RECORDS FOR THIS EXERCISE
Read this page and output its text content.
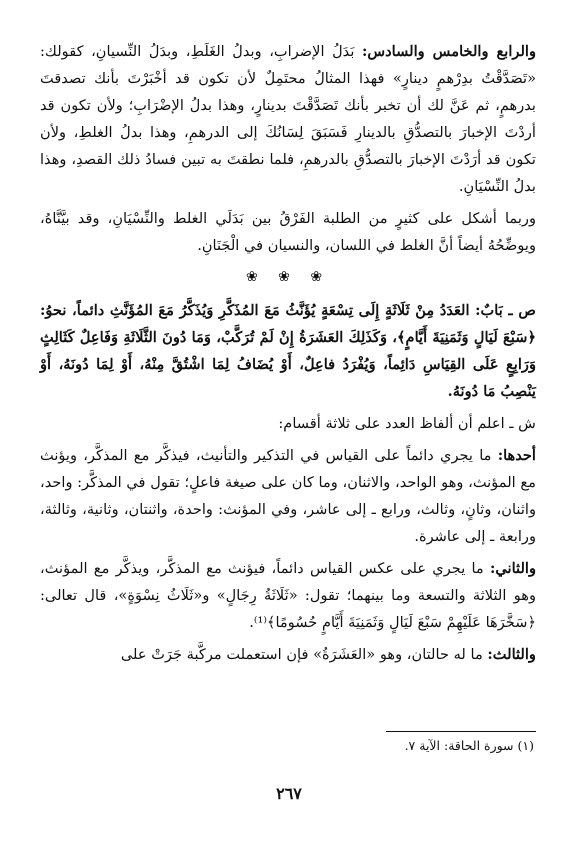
والرابع والخامس والسادس: بَدَلُ الإضرابِ، وبدلُ الغَلَطِ، وبدَلُ النِّسيانِ، كقولك: «تَصَدَّقْتُ بدِرْهمٍ دينارٍ» فهذا المثالُ محتَمِلٌ لأن تكون قد أخْبَرْتَ بأنك تصدقتَ بدرهمٍ، ثم عَنَّ لك أن تخبر بأنك تَصَدَّقْتَ بدينارٍ، وهذا بدلُ الإضْرَابِ؛ ولأن تكون قد أردْتَ الإخبارَ بالتصدُّقِ بالدينارِ فَسَبَقَ لِسَانُكَ إلى الدرهمِ، وهذا بدلُ الغلطِ، ولأن تكون قد أرَدْتَ الإخبارَ بالتصدُّقِ بالدرهمِ، فلما نطقتَ به تبين فسادُ ذلك القصدِ، وهذا بدلُ النِّسْيَانِ.

وربما أشكل على كثيرٍ من الطلبة الفَرْقُ بين بَدَلَي الغلط والنِّسْيَانِ، وقد بيَّنَّاهُ، ويوضِّحُهُ أيضاً أنَّ الغلط في اللسان، والنسيان في الْجَنَانِ.

❀ ❀ ❀

ص ـ بَابٌ: العَدَدُ مِنْ ثَلَاثَةٍ إِلَى تِسْعَةٍ يُؤَنَّثُ مَعَ المُذَكَّرِ وَيُذَكَّرُ مَعَ المُؤَنَّثِ دائماً، نحوُ: ﴿سَبْعَ لَيَالٍ وَثَمَنِيَةَ أَيَّامٍ﴾، وَكَذَلِكَ العَشَرَةُ إِنْ لَمْ تُرَكَّبْ، وَمَا دُونَ الثَّلَاثَةِ وَفَاعِلٌ كَثَالِثٍ وَرَابِعٍ عَلَى القِيَاسِ دَائِماً، وَيُفْرَدُ فاعِلٌ، أَوْ يُضَافُ لِمَا اشْتُقَّ مِنْهُ، أَوْ لِمَا دُونَهُ، أَوْ يَنْصِبُ مَا دُونَهُ.

ش ـ اعلم أن ألفاظ العدد على ثلاثة أقسام:

أحدها: ما يجري دائماً على القياس في التذكير والتأنيث، فيذكَّر مع المذكَّر، ويؤنث مع المؤنث، وهو الواحد، والاثنان، وما كان على صيغة فاعلٍ؛ تقول في المذكَّر: واحد، واثنان، وثانٍ، وثالث، ورابع ـ إلى عاشر، وفي المؤنث: واحدة، واثنتان، وثانية، وثالثة، ورابعة ـ إلى عاشرة.

والثاني: ما يجري على عكس القياس دائماً، فيؤنث مع المذكَّر، ويذكَّر مع المؤنث، وهو الثلاثة والتسعة وما بينهما؛ تقول: «ثَلَاثَةُ رِجَالٍ» و«ثَلَاثُ نِسْوَةٍ»، قال تعالى: ﴿سَخَّرَهَا عَلَيْهِمْ سَبْعَ لَيَالٍ وَثَمَنِيَةَ أَيَّامٍ حُسُومًا﴾⁽¹⁾.

والثالث: ما له حالتان، وهو «العَشَرَةُ» فإن استعملت مركَّبة جَرَتْ على

(١) سورة الحاقة: الآية ٧.
٢٦٧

WHAT IS NEEDED
Can you retype every record above exactly, leaving out the pictures?

SOLVED PROBLEM
Read this page and output its text content.
والرابع والخامس والسادس: بَدَلُ الإضرابِ، وبدلُ الغَلَطِ، وبدَلُ النِّسيانِ، كقولك: «تَصَدَّقْتُ بدِرْهمٍ دينارٍ» فهذا المثالُ محتَمِلٌ لأن تكون قد أخْبَرْتَ بأنك تصدقتَ بدرهمٍ، ثم عَنَّ لك أن تخبر بأنك تَصَدَّقْتَ بدينارٍ، وهذا بدلُ الإضْرَابِ؛ ولأن تكون قد أردْتَ الإخبارَ بالتصدُّقِ بالدينارِ فَسَبَقَ لِسَانُكَ إلى الدرهمِ، وهذا بدلُ الغلطِ، ولأن تكون قد أرَدْتَ الإخبارَ بالتصدُّقِ بالدرهمِ، فلما نطقتَ به تبين فسادُ ذلك القصدِ، وهذا بدلُ النِّسْيَانِ.

وربما أشكل على كثيرٍ من الطلبة الفَرْقُ بين بَدَلَي الغلط والنِّسْيَانِ، وقد بيَّنَّاهُ، ويوضِّحُهُ أيضاً أنَّ الغلط في اللسان، والنسيان في الْجَنَانِ.

❀ ❀ ❀

ص ـ بَابٌ: العَدَدُ مِنْ ثَلَاثَةٍ إِلَى تِسْعَةٍ يُؤَنَّثُ مَعَ المُذَكَّرِ وَيُذَكَّرُ مَعَ المُؤَنَّثِ دائماً، نحوُ: ﴿سَبْعَ لَيَالٍ وَثَمَنِيَةَ أَيَّامٍ﴾، وَكَذَلِكَ العَشَرَةُ إِنْ لَمْ تُرَكَّبْ، وَمَا دُونَ الثَّلَاثَةِ وَفَاعِلٌ كَثَالِثٍ وَرَابِعٍ عَلَى القِيَاسِ دَائِماً، وَيُفْرَدُ فاعِلٌ، أَوْ يُضَافُ لِمَا اشْتُقَّ مِنْهُ، أَوْ لِمَا دُونَهُ، أَوْ يَنْصِبُ مَا دُونَهُ.

ش ـ اعلم أن ألفاظ العدد على ثلاثة أقسام:

أحدها: ما يجري دائماً على القياس في التذكير والتأنيث، فيذكَّر مع المذكَّر، ويؤنث مع المؤنث، وهو الواحد، والاثنان، وما كان على صيغة فاعلٍ؛ تقول في المذكَّر: واحد، واثنان، وثانٍ، وثالث، ورابع ـ إلى عاشر، وفي المؤنث: واحدة، واثنتان، وثانية، وثالثة، ورابعة ـ إلى عاشرة.

والثاني: ما يجري على عكس القياس دائماً، فيؤنث مع المذكَّر، ويذكَّر مع المؤنث، وهو الثلاثة والتسعة وما بينهما؛ تقول: «ثَلَاثَةُ رِجَالٍ» و«ثَلَاثُ نِسْوَةٍ»، قال تعالى: ﴿سَخَّرَهَا عَلَيْهِمْ سَبْعَ لَيَالٍ وَثَمَنِيَةَ أَيَّامٍ حُسُومًا﴾⁽¹⁾.

والثالث: ما له حالتان، وهو «العَشَرَةُ» فإن استعملت مركَّبة جَرَتْ على

(١) سورة الحاقة: الآية ٧.
٢٦٧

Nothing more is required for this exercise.